Supplied material:
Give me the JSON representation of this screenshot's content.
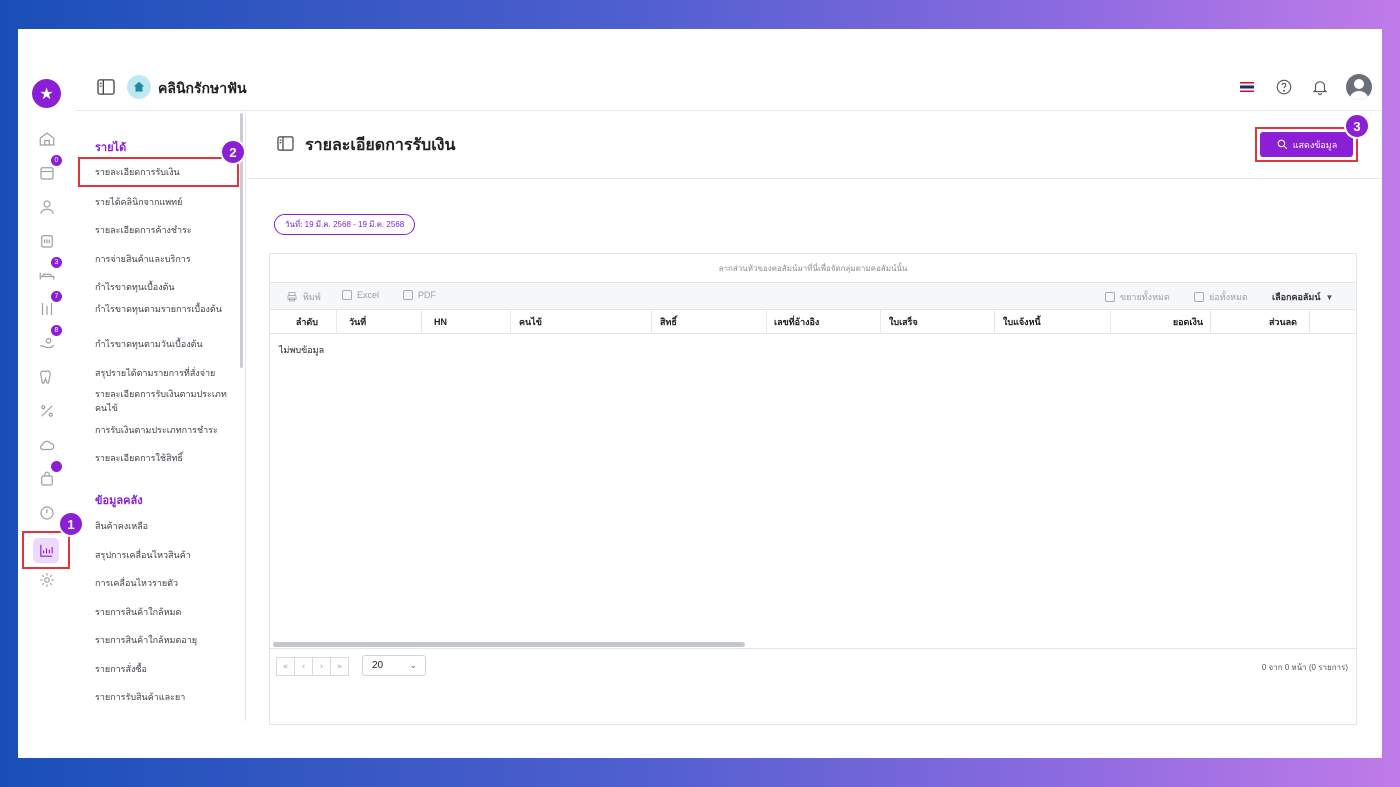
{
  "app": {
    "clinic_name": "คลินิกรักษาฟัน"
  },
  "rail": {
    "badges": {
      "appointments": "0",
      "queue": "3",
      "treatment": "7",
      "payment": "8"
    }
  },
  "submenu": {
    "section_income": "รายได้",
    "income_items": [
      "รายละเอียดการรับเงิน",
      "รายได้คลินิกจากแพทย์",
      "รายละเอียดการค้างชำระ",
      "การจ่ายสินค้าและบริการ",
      "กำไรขาดทุนเบื้องต้น",
      "กำไรขาดทุนตามรายการเบื้องต้น",
      "กำไรขาดทุนตามวันเบื้องต้น",
      "สรุปรายได้ตามรายการที่สั่งจ่าย",
      "รายละเอียดการรับเงินตามประเภทคนไข้",
      "การรับเงินตามประเภทการชำระ",
      "รายละเอียดการใช้สิทธิ์"
    ],
    "section_inventory": "ข้อมูลคลัง",
    "inventory_items": [
      "สินค้าคงเหลือ",
      "สรุปการเคลื่อนไหวสินค้า",
      "การเคลื่อนไหวรายตัว",
      "รายการสินค้าใกล้หมด",
      "รายการสินค้าใกล้หมดอายุ",
      "รายการสั่งซื้อ",
      "รายการรับสินค้าและยา"
    ]
  },
  "page": {
    "title": "รายละเอียดการรับเงิน",
    "show_button": "แสดงข้อมูล",
    "date_filter": "วันที่: 19 มี.ค. 2568 - 19 มี.ค. 2568"
  },
  "grid": {
    "group_panel_text": "ลากส่วนหัวของคอลัมน์มาที่นี่เพื่อจัดกลุ่มตามคอลัมน์นั้น",
    "toolbar": {
      "print": "พิมพ์",
      "excel": "Excel",
      "pdf": "PDF",
      "expand_all": "ขยายทั้งหมด",
      "collapse_all": "ย่อทั้งหมด",
      "column_chooser": "เลือกคอลัมน์"
    },
    "columns": [
      "ลำดับ",
      "วันที่",
      "HN",
      "คนไข้",
      "สิทธิ์",
      "เลขที่อ้างอิง",
      "ใบเสร็จ",
      "ใบแจ้งหนี้",
      "ยอดเงิน",
      "ส่วนลด"
    ],
    "no_data": "ไม่พบข้อมูล",
    "pager": {
      "page_size": "20",
      "info": "0 จาก 0 หน้า (0 รายการ)"
    }
  },
  "steps": [
    "1",
    "2",
    "3"
  ],
  "colors": {
    "accent": "#8a1fd6",
    "highlight": "#e2343b"
  }
}
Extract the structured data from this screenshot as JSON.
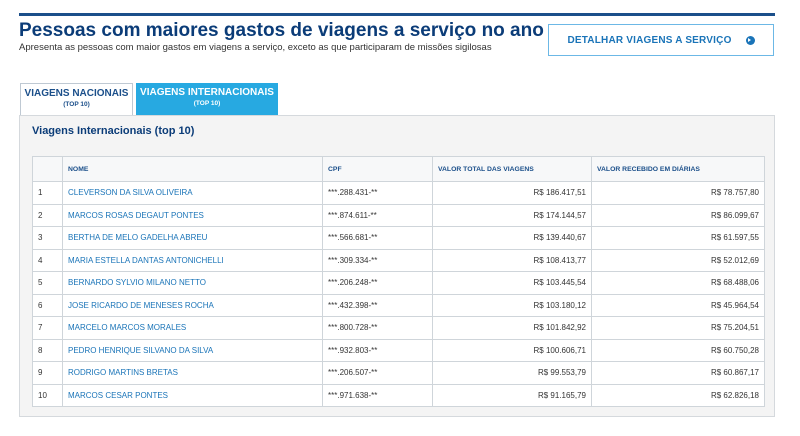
{
  "header": {
    "title": "Pessoas com maiores gastos de viagens a serviço no ano",
    "subtitle": "Apresenta as pessoas com maior gastos em viagens a serviço, exceto as que participaram de missões sigilosas",
    "detail_button": "DETALHAR VIAGENS A SERVIÇO",
    "detail_icon": "arrow-circle-right"
  },
  "tabs": [
    {
      "label": "VIAGENS NACIONAIS",
      "sub": "(TOP 10)",
      "active": false
    },
    {
      "label": "VIAGENS INTERNACIONAIS",
      "sub": "(TOP 10)",
      "active": true
    }
  ],
  "panel": {
    "title": "Viagens Internacionais (top 10)"
  },
  "table": {
    "columns": [
      "",
      "NOME",
      "CPF",
      "VALOR TOTAL DAS VIAGENS",
      "VALOR RECEBIDO EM DIÁRIAS"
    ],
    "rows": [
      {
        "rank": "1",
        "name": "CLEVERSON DA SILVA OLIVEIRA",
        "cpf": "***.288.431-**",
        "total": "R$ 186.417,51",
        "diarias": "R$ 78.757,80"
      },
      {
        "rank": "2",
        "name": "MARCOS ROSAS DEGAUT PONTES",
        "cpf": "***.874.611-**",
        "total": "R$ 174.144,57",
        "diarias": "R$ 86.099,67"
      },
      {
        "rank": "3",
        "name": "BERTHA DE MELO GADELHA ABREU",
        "cpf": "***.566.681-**",
        "total": "R$ 139.440,67",
        "diarias": "R$ 61.597,55"
      },
      {
        "rank": "4",
        "name": "MARIA ESTELLA DANTAS ANTONICHELLI",
        "cpf": "***.309.334-**",
        "total": "R$ 108.413,77",
        "diarias": "R$ 52.012,69"
      },
      {
        "rank": "5",
        "name": "BERNARDO SYLVIO MILANO NETTO",
        "cpf": "***.206.248-**",
        "total": "R$ 103.445,54",
        "diarias": "R$ 68.488,06"
      },
      {
        "rank": "6",
        "name": "JOSE RICARDO DE MENESES ROCHA",
        "cpf": "***.432.398-**",
        "total": "R$ 103.180,12",
        "diarias": "R$ 45.964,54"
      },
      {
        "rank": "7",
        "name": "MARCELO MARCOS MORALES",
        "cpf": "***.800.728-**",
        "total": "R$ 101.842,92",
        "diarias": "R$ 75.204,51"
      },
      {
        "rank": "8",
        "name": "PEDRO HENRIQUE SILVANO DA SILVA",
        "cpf": "***.932.803-**",
        "total": "R$ 100.606,71",
        "diarias": "R$ 60.750,28"
      },
      {
        "rank": "9",
        "name": "RODRIGO MARTINS BRETAS",
        "cpf": "***.206.507-**",
        "total": "R$ 99.553,79",
        "diarias": "R$ 60.867,17"
      },
      {
        "rank": "10",
        "name": "MARCOS CESAR PONTES",
        "cpf": "***.971.638-**",
        "total": "R$ 91.165,79",
        "diarias": "R$ 62.826,18"
      }
    ]
  },
  "colors": {
    "title": "#0b3c78",
    "accent": "#27a9e1",
    "link": "#1a74b8",
    "rule": "#1b4f8a"
  }
}
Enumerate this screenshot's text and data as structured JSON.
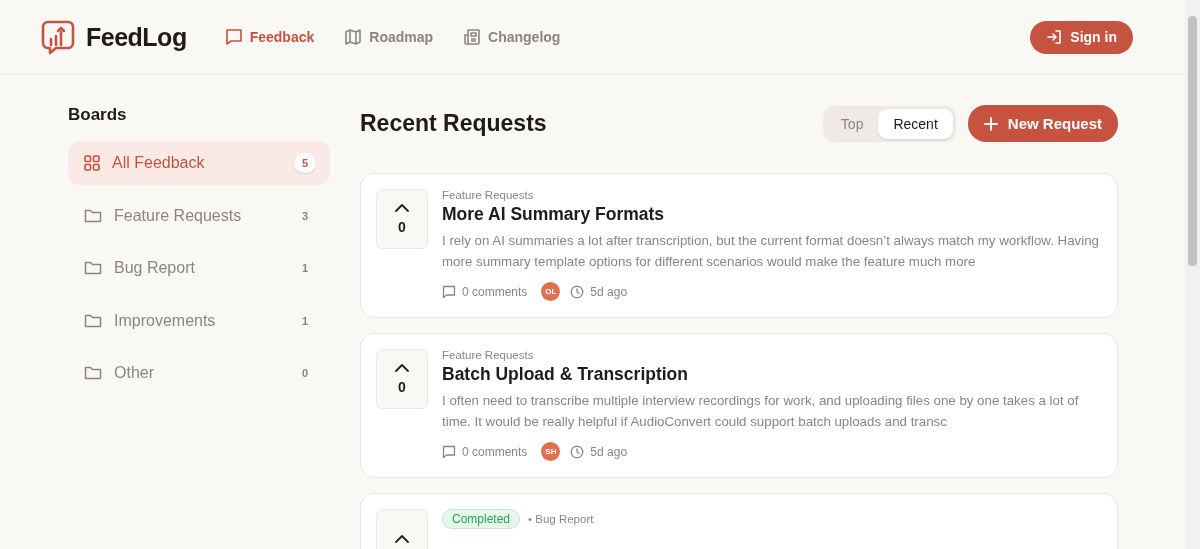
{
  "header": {
    "brand": "FeedLog",
    "nav": [
      {
        "label": "Feedback",
        "kind": "chat",
        "selected": true
      },
      {
        "label": "Roadmap",
        "kind": "map",
        "selected": false
      },
      {
        "label": "Changelog",
        "kind": "news",
        "selected": false
      }
    ],
    "sign_in": "Sign in"
  },
  "sidebar": {
    "title": "Boards",
    "items": [
      {
        "label": "All Feedback",
        "count": "5",
        "kind": "all",
        "selected": true
      },
      {
        "label": "Feature Requests",
        "count": "3",
        "kind": "board",
        "selected": false
      },
      {
        "label": "Bug Report",
        "count": "1",
        "kind": "board",
        "selected": false
      },
      {
        "label": "Improvements",
        "count": "1",
        "kind": "board",
        "selected": false
      },
      {
        "label": "Other",
        "count": "0",
        "kind": "board",
        "selected": false
      }
    ]
  },
  "main": {
    "title": "Recent Requests",
    "sort_tabs": [
      {
        "label": "Top",
        "selected": false
      },
      {
        "label": "Recent",
        "selected": true
      }
    ],
    "new_button": "New Request",
    "requests": [
      {
        "votes": "0",
        "board": "Feature Requests",
        "title": "More AI Summary Formats",
        "body": "I rely on AI summaries a lot after transcription, but the current format doesn’t always match my workflow. Having more summary template options for different scenarios would make the feature much more",
        "comments": "0 comments",
        "author": "OL",
        "time": "5d ago"
      },
      {
        "votes": "0",
        "board": "Feature Requests",
        "title": "Batch Upload & Transcription",
        "body": "I often need to transcribe multiple interview recordings for work, and uploading files one by one takes a lot of time. It would be really helpful if AudioConvert could support batch uploads and transc",
        "comments": "0 comments",
        "author": "SH",
        "time": "5d ago"
      },
      {
        "status": {
          "label": "Completed",
          "kind": "completed"
        },
        "board": "• Bug Report"
      }
    ]
  }
}
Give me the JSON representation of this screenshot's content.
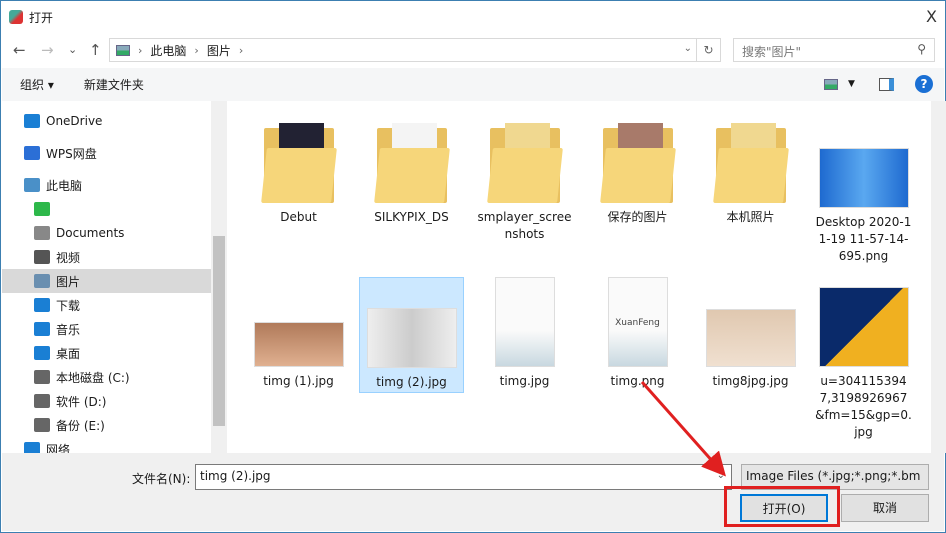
{
  "window": {
    "title": "打开",
    "close": "X"
  },
  "nav": {
    "back": "←",
    "forward": "→",
    "recent": "⌄",
    "up": "↑",
    "breadcrumb": [
      "此电脑",
      "图片"
    ],
    "refresh": "↻",
    "search_placeholder": "搜索\"图片\""
  },
  "toolbar": {
    "organize": "组织 ▾",
    "new_folder": "新建文件夹"
  },
  "sidebar": {
    "items": [
      {
        "label": "OneDrive",
        "color": "#1a7fd4"
      },
      {
        "label": "WPS网盘",
        "color": "#2b6fd6"
      },
      {
        "label": "此电脑",
        "color": "#4a90c8"
      },
      {
        "label": "",
        "color": "#2db84a"
      },
      {
        "label": "Documents",
        "color": "#888"
      },
      {
        "label": "视频",
        "color": "#555"
      },
      {
        "label": "图片",
        "color": "#6a8fb0"
      },
      {
        "label": "下载",
        "color": "#1a7fd4"
      },
      {
        "label": "音乐",
        "color": "#1a7fd4"
      },
      {
        "label": "桌面",
        "color": "#1a7fd4"
      },
      {
        "label": "本地磁盘 (C:)",
        "color": "#666"
      },
      {
        "label": "软件 (D:)",
        "color": "#666"
      },
      {
        "label": "备份 (E:)",
        "color": "#666"
      },
      {
        "label": "网络",
        "color": "#1a7fd4"
      }
    ]
  },
  "files": [
    {
      "name": "Debut",
      "type": "folder"
    },
    {
      "name": "SILKYPIX_DS",
      "type": "folder"
    },
    {
      "name": "smplayer_screenshots",
      "type": "folder"
    },
    {
      "name": "保存的图片",
      "type": "folder"
    },
    {
      "name": "本机照片",
      "type": "folder"
    },
    {
      "name": "Desktop 2020-11-19 11-57-14-695.png",
      "type": "image"
    },
    {
      "name": "timg (1).jpg",
      "type": "image"
    },
    {
      "name": "timg (2).jpg",
      "type": "image",
      "selected": true
    },
    {
      "name": "timg.jpg",
      "type": "image"
    },
    {
      "name": "timg.png",
      "type": "image",
      "caption": "XuanFeng"
    },
    {
      "name": "timg8jpg.jpg",
      "type": "image"
    },
    {
      "name": "u=3041153947,3198926967&fm=15&gp=0.jpg",
      "type": "image"
    }
  ],
  "bottom": {
    "filename_label": "文件名(N):",
    "filename_value": "timg (2).jpg",
    "filetype": "Image Files (*.jpg;*.png;*.bm",
    "open": "打开(O)",
    "cancel": "取消"
  },
  "colors": {
    "accent": "#0078d7",
    "highlight": "#e02020"
  }
}
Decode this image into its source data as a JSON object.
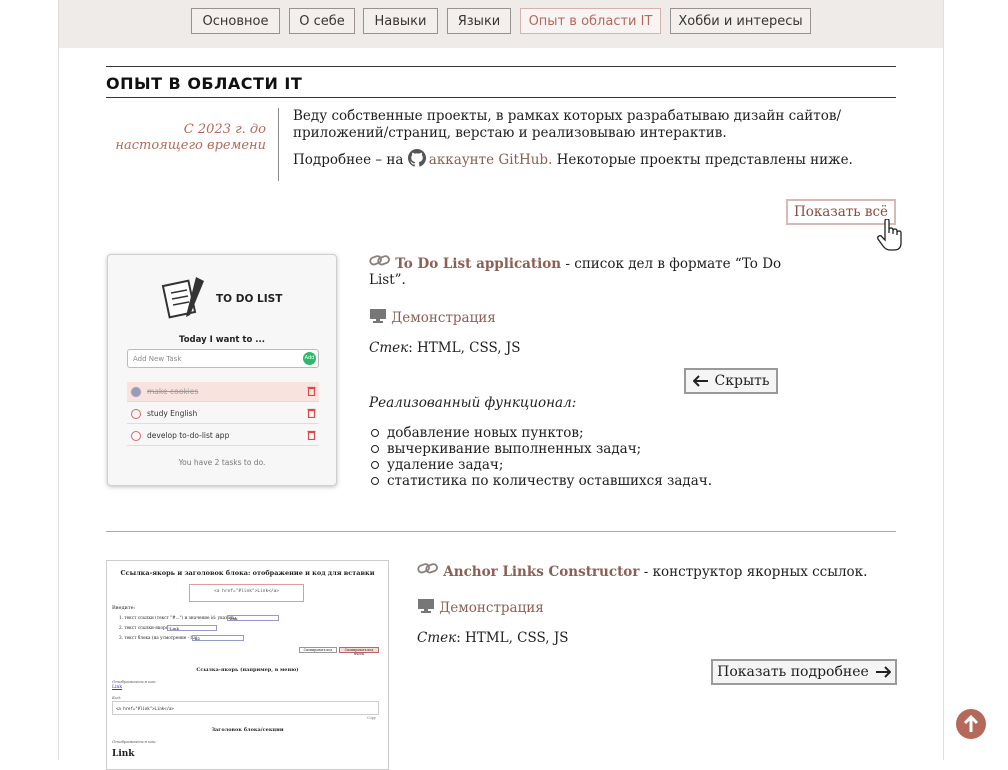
{
  "nav": {
    "items": [
      "Основное",
      "О себе",
      "Навыки",
      "Языки",
      "Опыт в области IT",
      "Хобби и интересы"
    ],
    "active": "Опыт в области IT"
  },
  "section": {
    "title": "ОПЫТ В ОБЛАСТИ IT",
    "date_line1": "С 2023 г. до",
    "date_line2": "настоящего времени",
    "desc_p1": "Веду собственные проекты, в рамках которых разрабатываю дизайн сайтов/ приложений/страниц, верстаю и реализовываю интерактив.",
    "desc_p2_before": "Подробнее – на ",
    "github_link": "аккаунте GitHub.",
    "desc_p2_after": " Некоторые проекты представлены ниже.",
    "show_all": "Показать всё"
  },
  "project1": {
    "title": "To Do List application",
    "description": " - список дел в формате “To Do List”.",
    "demo": "Демонстрация",
    "stack_label": "Стек",
    "stack": ": HTML, CSS, JS",
    "hide_button": "Скрыть",
    "features_title": "Реализованный функционал:",
    "features": [
      "добавление новых пунктов;",
      "вычеркивание выполненных задач;",
      "удаление задач;",
      "статистика по количеству оставшихся задач."
    ],
    "preview": {
      "title": "TO DO LIST",
      "prompt": "Today I want to ...",
      "placeholder": "Add New Task",
      "add": "Add",
      "tasks": [
        "make cookies",
        "study English",
        "develop to-do-list app"
      ],
      "count_text": "You have 2 tasks to do."
    }
  },
  "project2": {
    "title": "Anchor Links Constructor",
    "description": " - конструктор якорных ссылок.",
    "demo": "Демонстрация",
    "stack_label": "Стек",
    "stack": ": HTML, CSS, JS",
    "more_button": "Показать подробнее",
    "preview": {
      "heading": "Ссылка-якорь и заголовок блока: отображение и код для вставки",
      "code": "<a href=\"#link\">Link</a>",
      "input_label": "Введите:",
      "item1": "1. текст ссылки (текст \"#...\") и значение id: указать:",
      "item2": "2. текст ссылки-якоря:",
      "item3": "3. текст блока (на усмотрение - h2):",
      "value1": "link",
      "value2": "Link",
      "value3": "h2",
      "btn_copy": "Скопировать код",
      "btn_copy2": "Скопировать код ячеек",
      "sub1": "Ссылка-якорь (например, в меню)",
      "shown_as": "Отображается как:",
      "link_text": "Link",
      "code_label": "Код:",
      "code2": "<a href=\"#link\">Link</a>",
      "copy": "Copy",
      "sub2": "Заголовок блока/секции",
      "shown_as2": "Отображается как:",
      "big_link": "Link"
    }
  }
}
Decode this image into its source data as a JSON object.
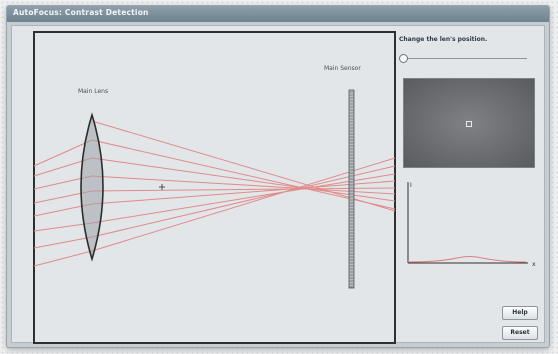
{
  "window": {
    "title": "AutoFocus: Contrast Detection"
  },
  "simulation": {
    "lens_label": "Main Lens",
    "sensor_label": "Main Sensor",
    "ray_color": "#e08a8a"
  },
  "controls": {
    "instruction": "Change the len's position.",
    "slider_position": 0.02
  },
  "graph": {
    "y_axis_label": "I",
    "x_axis_label": "x"
  },
  "buttons": {
    "help_label": "Help",
    "reset_label": "Reset"
  },
  "colors": {
    "titlebar": "#7c8e9a",
    "frame": "#2f2f2f",
    "ray": "#e08a8a"
  }
}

Task description: Among the lines above, count those containing the word "งหมด" and give nothing but the result.

Solution: 2